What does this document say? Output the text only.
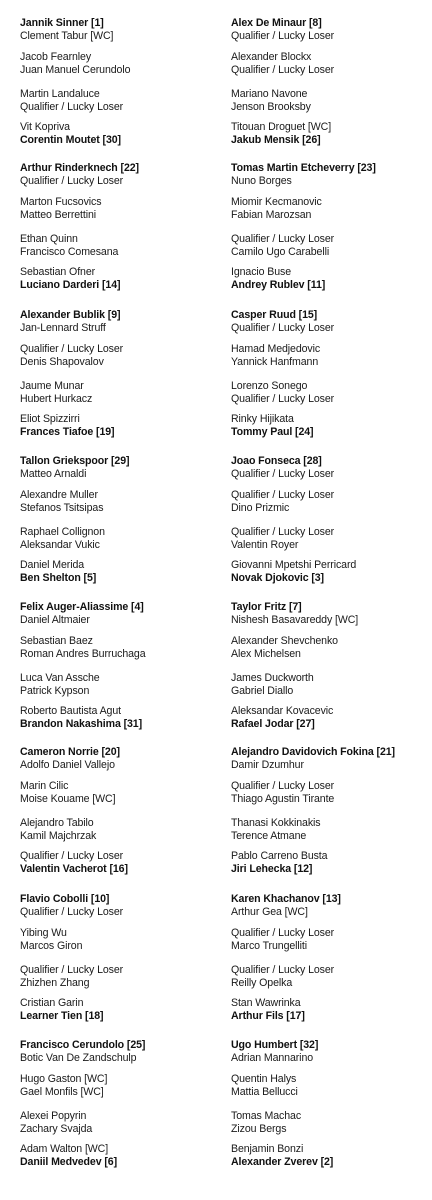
Jannik Sinner [1]
Clement Tabur [WC]
Jacob Fearnley
Juan Manuel Cerundolo
Martin Landaluce
Qualifier / Lucky Loser
Vit Kopriva
Corentin Moutet [30]
Arthur Rinderknech [22]
Qualifier / Lucky Loser
Marton Fucsovics
Matteo Berrettini
Ethan Quinn
Francisco Comesana
Sebastian Ofner
Luciano Darderi [14]
Alexander Bublik [9]
Jan-Lennard Struff
Qualifier / Lucky Loser
Denis Shapovalov
Jaume Munar
Hubert Hurkacz
Eliot Spizzirri
Frances Tiafoe [19]
Tallon Griekspoor [29]
Matteo Arnaldi
Alexandre Muller
Stefanos Tsitsipas
Raphael Collignon
Aleksandar Vukic
Daniel Merida
Ben Shelton [5]
Felix Auger-Aliassime [4]
Daniel Altmaier
Sebastian Baez
Roman Andres Burruchaga
Luca Van Assche
Patrick Kypson
Roberto Bautista Agut
Brandon Nakashima [31]
Cameron Norrie [20]
Adolfo Daniel Vallejo
Marin Cilic
Moise Kouame [WC]
Alejandro Tabilo
Kamil Majchrzak
Qualifier / Lucky Loser
Valentin Vacherot [16]
Flavio Cobolli [10]
Qualifier / Lucky Loser
Yibing Wu
Marcos Giron
Qualifier / Lucky Loser
Zhizhen Zhang
Cristian Garin
Learner Tien [18]
Francisco Cerundolo [25]
Botic Van De Zandschulp
Hugo Gaston [WC]
Gael Monfils [WC]
Alexei Popyrin
Zachary Svajda
Adam Walton [WC]
Daniil Medvedev [6]
Alex De Minaur [8]
Qualifier / Lucky Loser
Alexander Blockx
Qualifier / Lucky Loser
Mariano Navone
Jenson Brooksby
Titouan Droguet [WC]
Jakub Mensik [26]
Tomas Martin Etcheverry [23]
Nuno Borges
Miomir Kecmanovic
Fabian Marozsan
Qualifier / Lucky Loser
Camilo Ugo Carabelli
Ignacio Buse
Andrey Rublev [11]
Casper Ruud [15]
Qualifier / Lucky Loser
Hamad Medjedovic
Yannick Hanfmann
Lorenzo Sonego
Qualifier / Lucky Loser
Rinky Hijikata
Tommy Paul [24]
Joao Fonseca [28]
Qualifier / Lucky Loser
Qualifier / Lucky Loser
Dino Prizmic
Qualifier / Lucky Loser
Valentin Royer
Giovanni Mpetshi Perricard
Novak Djokovic [3]
Taylor Fritz [7]
Nishesh Basavareddy [WC]
Alexander Shevchenko
Alex Michelsen
James Duckworth
Gabriel Diallo
Aleksandar Kovacevic
Rafael Jodar [27]
Alejandro Davidovich Fokina [21]
Damir Dzumhur
Qualifier / Lucky Loser
Thiago Agustin Tirante
Thanasi Kokkinakis
Terence Atmane
Pablo Carreno Busta
Jiri Lehecka [12]
Karen Khachanov [13]
Arthur Gea [WC]
Qualifier / Lucky Loser
Marco Trungelliti
Qualifier / Lucky Loser
Reilly Opelka
Stan Wawrinka
Arthur Fils [17]
Ugo Humbert [32]
Adrian Mannarino
Quentin Halys
Mattia Bellucci
Tomas Machac
Zizou Bergs
Benjamin Bonzi
Alexander Zverev [2]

#####

What this task involves: The records above are to be reproduced exactly; the pictures are to be left out.

Reply to the exercise:
What does this document say? Output the text only.
Jannik Sinner [1]
Clement Tabur [WC]
Jacob Fearnley
Juan Manuel Cerundolo
Martin Landaluce
Qualifier / Lucky Loser
Vit Kopriva
Corentin Moutet [30]
Arthur Rinderknech [22]
Qualifier / Lucky Loser
Marton Fucsovics
Matteo Berrettini
Ethan Quinn
Francisco Comesana
Sebastian Ofner
Luciano Darderi [14]
Alexander Bublik [9]
Jan-Lennard Struff
Qualifier / Lucky Loser
Denis Shapovalov
Jaume Munar
Hubert Hurkacz
Eliot Spizzirri
Frances Tiafoe [19]
Tallon Griekspoor [29]
Matteo Arnaldi
Alexandre Muller
Stefanos Tsitsipas
Raphael Collignon
Aleksandar Vukic
Daniel Merida
Ben Shelton [5]
Felix Auger-Aliassime [4]
Daniel Altmaier
Sebastian Baez
Roman Andres Burruchaga
Luca Van Assche
Patrick Kypson
Roberto Bautista Agut
Brandon Nakashima [31]
Cameron Norrie [20]
Adolfo Daniel Vallejo
Marin Cilic
Moise Kouame [WC]
Alejandro Tabilo
Kamil Majchrzak
Qualifier / Lucky Loser
Valentin Vacherot [16]
Flavio Cobolli [10]
Qualifier / Lucky Loser
Yibing Wu
Marcos Giron
Qualifier / Lucky Loser
Zhizhen Zhang
Cristian Garin
Learner Tien [18]
Francisco Cerundolo [25]
Botic Van De Zandschulp
Hugo Gaston [WC]
Gael Monfils [WC]
Alexei Popyrin
Zachary Svajda
Adam Walton [WC]
Daniil Medvedev [6]
Alex De Minaur [8]
Qualifier / Lucky Loser
Alexander Blockx
Qualifier / Lucky Loser
Mariano Navone
Jenson Brooksby
Titouan Droguet [WC]
Jakub Mensik [26]
Tomas Martin Etcheverry [23]
Nuno Borges
Miomir Kecmanovic
Fabian Marozsan
Qualifier / Lucky Loser
Camilo Ugo Carabelli
Ignacio Buse
Andrey Rublev [11]
Casper Ruud [15]
Qualifier / Lucky Loser
Hamad Medjedovic
Yannick Hanfmann
Lorenzo Sonego
Qualifier / Lucky Loser
Rinky Hijikata
Tommy Paul [24]
Joao Fonseca [28]
Qualifier / Lucky Loser
Qualifier / Lucky Loser
Dino Prizmic
Qualifier / Lucky Loser
Valentin Royer
Giovanni Mpetshi Perricard
Novak Djokovic [3]
Taylor Fritz [7]
Nishesh Basavareddy [WC]
Alexander Shevchenko
Alex Michelsen
James Duckworth
Gabriel Diallo
Aleksandar Kovacevic
Rafael Jodar [27]
Alejandro Davidovich Fokina [21]
Damir Dzumhur
Qualifier / Lucky Loser
Thiago Agustin Tirante
Thanasi Kokkinakis
Terence Atmane
Pablo Carreno Busta
Jiri Lehecka [12]
Karen Khachanov [13]
Arthur Gea [WC]
Qualifier / Lucky Loser
Marco Trungelliti
Qualifier / Lucky Loser
Reilly Opelka
Stan Wawrinka
Arthur Fils [17]
Ugo Humbert [32]
Adrian Mannarino
Quentin Halys
Mattia Bellucci
Tomas Machac
Zizou Bergs
Benjamin Bonzi
Alexander Zverev [2]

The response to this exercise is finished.